#### Instructions for the task
Output the data below in full, character for character.

↓

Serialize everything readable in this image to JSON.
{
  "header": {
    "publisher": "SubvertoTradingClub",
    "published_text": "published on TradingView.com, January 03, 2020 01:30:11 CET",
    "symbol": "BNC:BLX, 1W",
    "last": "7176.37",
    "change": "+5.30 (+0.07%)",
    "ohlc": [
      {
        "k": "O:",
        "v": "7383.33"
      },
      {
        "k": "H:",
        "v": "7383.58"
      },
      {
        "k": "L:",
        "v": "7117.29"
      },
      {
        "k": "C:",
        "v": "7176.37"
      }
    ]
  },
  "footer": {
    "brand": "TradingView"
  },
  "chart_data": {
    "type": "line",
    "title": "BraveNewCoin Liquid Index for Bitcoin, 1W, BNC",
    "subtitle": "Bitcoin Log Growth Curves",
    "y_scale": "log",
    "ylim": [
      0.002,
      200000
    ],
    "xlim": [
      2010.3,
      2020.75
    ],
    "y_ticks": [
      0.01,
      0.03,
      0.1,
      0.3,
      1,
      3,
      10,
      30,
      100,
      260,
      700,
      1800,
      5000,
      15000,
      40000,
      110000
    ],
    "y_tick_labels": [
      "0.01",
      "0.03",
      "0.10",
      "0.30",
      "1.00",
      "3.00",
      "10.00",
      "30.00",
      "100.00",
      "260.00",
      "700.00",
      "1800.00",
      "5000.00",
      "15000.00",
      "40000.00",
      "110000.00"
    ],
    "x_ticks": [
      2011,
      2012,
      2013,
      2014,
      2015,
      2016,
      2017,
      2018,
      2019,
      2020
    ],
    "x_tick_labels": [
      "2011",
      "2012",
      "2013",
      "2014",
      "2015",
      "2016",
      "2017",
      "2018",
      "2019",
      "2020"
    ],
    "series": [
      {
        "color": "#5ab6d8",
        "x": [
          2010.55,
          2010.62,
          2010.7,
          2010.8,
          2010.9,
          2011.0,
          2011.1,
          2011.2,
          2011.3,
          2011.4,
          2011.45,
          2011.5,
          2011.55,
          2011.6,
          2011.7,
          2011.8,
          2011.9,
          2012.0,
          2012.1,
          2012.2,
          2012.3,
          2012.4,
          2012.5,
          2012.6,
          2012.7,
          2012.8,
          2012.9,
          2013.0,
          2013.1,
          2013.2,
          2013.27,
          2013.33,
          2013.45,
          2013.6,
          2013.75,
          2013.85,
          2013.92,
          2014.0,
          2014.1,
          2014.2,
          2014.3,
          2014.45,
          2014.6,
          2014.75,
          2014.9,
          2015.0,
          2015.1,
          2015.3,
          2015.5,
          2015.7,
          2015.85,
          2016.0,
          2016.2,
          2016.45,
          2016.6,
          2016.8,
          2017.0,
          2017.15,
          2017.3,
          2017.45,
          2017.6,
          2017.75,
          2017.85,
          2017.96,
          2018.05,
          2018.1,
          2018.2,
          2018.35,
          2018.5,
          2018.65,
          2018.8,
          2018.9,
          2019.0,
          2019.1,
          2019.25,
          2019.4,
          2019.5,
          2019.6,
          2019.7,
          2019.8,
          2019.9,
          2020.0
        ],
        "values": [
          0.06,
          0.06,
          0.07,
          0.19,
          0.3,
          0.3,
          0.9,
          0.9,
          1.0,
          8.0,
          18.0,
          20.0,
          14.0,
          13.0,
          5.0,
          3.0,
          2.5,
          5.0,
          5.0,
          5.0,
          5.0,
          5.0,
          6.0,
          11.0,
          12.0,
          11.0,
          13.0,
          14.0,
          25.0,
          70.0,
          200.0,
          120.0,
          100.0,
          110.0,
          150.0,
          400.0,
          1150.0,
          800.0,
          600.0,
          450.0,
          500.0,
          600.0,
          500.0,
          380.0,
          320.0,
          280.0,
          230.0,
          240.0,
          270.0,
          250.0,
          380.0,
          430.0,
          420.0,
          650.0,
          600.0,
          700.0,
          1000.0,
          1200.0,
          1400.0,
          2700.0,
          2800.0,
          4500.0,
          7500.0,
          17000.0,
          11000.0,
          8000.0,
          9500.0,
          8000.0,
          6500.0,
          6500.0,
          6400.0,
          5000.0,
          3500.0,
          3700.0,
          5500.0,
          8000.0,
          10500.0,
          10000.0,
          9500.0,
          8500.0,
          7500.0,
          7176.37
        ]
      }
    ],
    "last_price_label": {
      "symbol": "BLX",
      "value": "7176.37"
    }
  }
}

↑

#### Completed exercise
Serialize everything readable in this image to JSON.
{
  "header": {
    "publisher": "SubvertoTradingClub",
    "published_text": "published on TradingView.com, January 03, 2020 01:30:11 CET",
    "symbol": "BNC:BLX, 1W",
    "last": "7176.37",
    "change": "+5.30 (+0.07%)",
    "ohlc": [
      {
        "k": "O:",
        "v": "7383.33"
      },
      {
        "k": "H:",
        "v": "7383.58"
      },
      {
        "k": "L:",
        "v": "7117.29"
      },
      {
        "k": "C:",
        "v": "7176.37"
      }
    ]
  },
  "footer": {
    "brand": "TradingView"
  },
  "chart_data": {
    "type": "line",
    "title": "BraveNewCoin Liquid Index for Bitcoin, 1W, BNC",
    "subtitle": "Bitcoin Log Growth Curves",
    "y_scale": "log",
    "ylim": [
      0.002,
      200000
    ],
    "xlim": [
      2010.3,
      2020.75
    ],
    "y_ticks": [
      0.01,
      0.03,
      0.1,
      0.3,
      1,
      3,
      10,
      30,
      100,
      260,
      700,
      1800,
      5000,
      15000,
      40000,
      110000
    ],
    "y_tick_labels": [
      "0.01",
      "0.03",
      "0.10",
      "0.30",
      "1.00",
      "3.00",
      "10.00",
      "30.00",
      "100.00",
      "260.00",
      "700.00",
      "1800.00",
      "5000.00",
      "15000.00",
      "40000.00",
      "110000.00"
    ],
    "x_ticks": [
      2011,
      2012,
      2013,
      2014,
      2015,
      2016,
      2017,
      2018,
      2019,
      2020
    ],
    "x_tick_labels": [
      "2011",
      "2012",
      "2013",
      "2014",
      "2015",
      "2016",
      "2017",
      "2018",
      "2019",
      "2020"
    ],
    "series": [
      {
        "color": "#5ab6d8",
        "x": [
          2010.55,
          2010.62,
          2010.7,
          2010.8,
          2010.9,
          2011.0,
          2011.1,
          2011.2,
          2011.3,
          2011.4,
          2011.45,
          2011.5,
          2011.55,
          2011.6,
          2011.7,
          2011.8,
          2011.9,
          2012.0,
          2012.1,
          2012.2,
          2012.3,
          2012.4,
          2012.5,
          2012.6,
          2012.7,
          2012.8,
          2012.9,
          2013.0,
          2013.1,
          2013.2,
          2013.27,
          2013.33,
          2013.45,
          2013.6,
          2013.75,
          2013.85,
          2013.92,
          2014.0,
          2014.1,
          2014.2,
          2014.3,
          2014.45,
          2014.6,
          2014.75,
          2014.9,
          2015.0,
          2015.1,
          2015.3,
          2015.5,
          2015.7,
          2015.85,
          2016.0,
          2016.2,
          2016.45,
          2016.6,
          2016.8,
          2017.0,
          2017.15,
          2017.3,
          2017.45,
          2017.6,
          2017.75,
          2017.85,
          2017.96,
          2018.05,
          2018.1,
          2018.2,
          2018.35,
          2018.5,
          2018.65,
          2018.8,
          2018.9,
          2019.0,
          2019.1,
          2019.25,
          2019.4,
          2019.5,
          2019.6,
          2019.7,
          2019.8,
          2019.9,
          2020.0
        ],
        "values": [
          0.06,
          0.06,
          0.07,
          0.19,
          0.3,
          0.3,
          0.9,
          0.9,
          1.0,
          8.0,
          18.0,
          20.0,
          14.0,
          13.0,
          5.0,
          3.0,
          2.5,
          5.0,
          5.0,
          5.0,
          5.0,
          5.0,
          6.0,
          11.0,
          12.0,
          11.0,
          13.0,
          14.0,
          25.0,
          70.0,
          200.0,
          120.0,
          100.0,
          110.0,
          150.0,
          400.0,
          1150.0,
          800.0,
          600.0,
          450.0,
          500.0,
          600.0,
          500.0,
          380.0,
          320.0,
          280.0,
          230.0,
          240.0,
          270.0,
          250.0,
          380.0,
          430.0,
          420.0,
          650.0,
          600.0,
          700.0,
          1000.0,
          1200.0,
          1400.0,
          2700.0,
          2800.0,
          4500.0,
          7500.0,
          17000.0,
          11000.0,
          8000.0,
          9500.0,
          8000.0,
          6500.0,
          6500.0,
          6400.0,
          5000.0,
          3500.0,
          3700.0,
          5500.0,
          8000.0,
          10500.0,
          10000.0,
          9500.0,
          8500.0,
          7500.0,
          7176.37
        ]
      }
    ],
    "last_price_label": {
      "symbol": "BLX",
      "value": "7176.37"
    }
  }
}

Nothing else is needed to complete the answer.